Set down each line of the data below exactly as it stands, dropping the pictures.

┄┄┄┄┄┄┄┄┄┄

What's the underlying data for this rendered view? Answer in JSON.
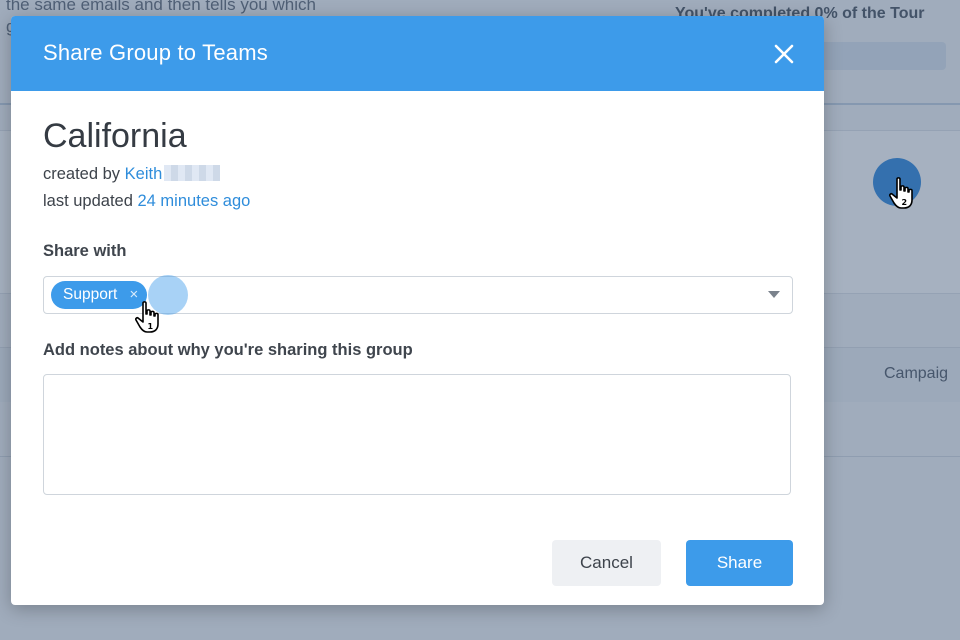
{
  "background": {
    "top_text_line1": "the same emails and then tells you which",
    "top_text_line2": "g",
    "tour_progress": "You've completed 0% of the Tour",
    "column_header": "Campaig"
  },
  "modal": {
    "title": "Share Group to Teams",
    "close_icon": "close-icon",
    "group_name": "California",
    "created_by_label": "created by",
    "created_by_user": "Keith",
    "last_updated_label": "last updated",
    "last_updated_value": "24 minutes ago",
    "share_with_label": "Share with",
    "selected_tags": [
      {
        "label": "Support",
        "remove_glyph": "×"
      }
    ],
    "notes_label": "Add notes about why you're sharing this group",
    "notes_value": "",
    "buttons": {
      "cancel": "Cancel",
      "share": "Share"
    }
  },
  "annotations": {
    "cursor_1_number": "1",
    "cursor_2_number": "2"
  },
  "colors": {
    "accent": "#3d9bea",
    "link": "#2f8ddb",
    "overlay": "#2c4669"
  }
}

┄┄┄┄┄┄┄┄┄┄

RESPONSE TO THE EXERCISE:
What's the underlying data for this rendered view? Answer in JSON.
{
  "background": {
    "top_text_line1": "the same emails and then tells you which",
    "top_text_line2": "g",
    "tour_progress": "You've completed 0% of the Tour",
    "column_header": "Campaig"
  },
  "modal": {
    "title": "Share Group to Teams",
    "close_icon": "close-icon",
    "group_name": "California",
    "created_by_label": "created by",
    "created_by_user": "Keith",
    "last_updated_label": "last updated",
    "last_updated_value": "24 minutes ago",
    "share_with_label": "Share with",
    "selected_tags": [
      {
        "label": "Support",
        "remove_glyph": "×"
      }
    ],
    "notes_label": "Add notes about why you're sharing this group",
    "notes_value": "",
    "buttons": {
      "cancel": "Cancel",
      "share": "Share"
    }
  },
  "annotations": {
    "cursor_1_number": "1",
    "cursor_2_number": "2"
  },
  "colors": {
    "accent": "#3d9bea",
    "link": "#2f8ddb",
    "overlay": "#2c4669"
  }
}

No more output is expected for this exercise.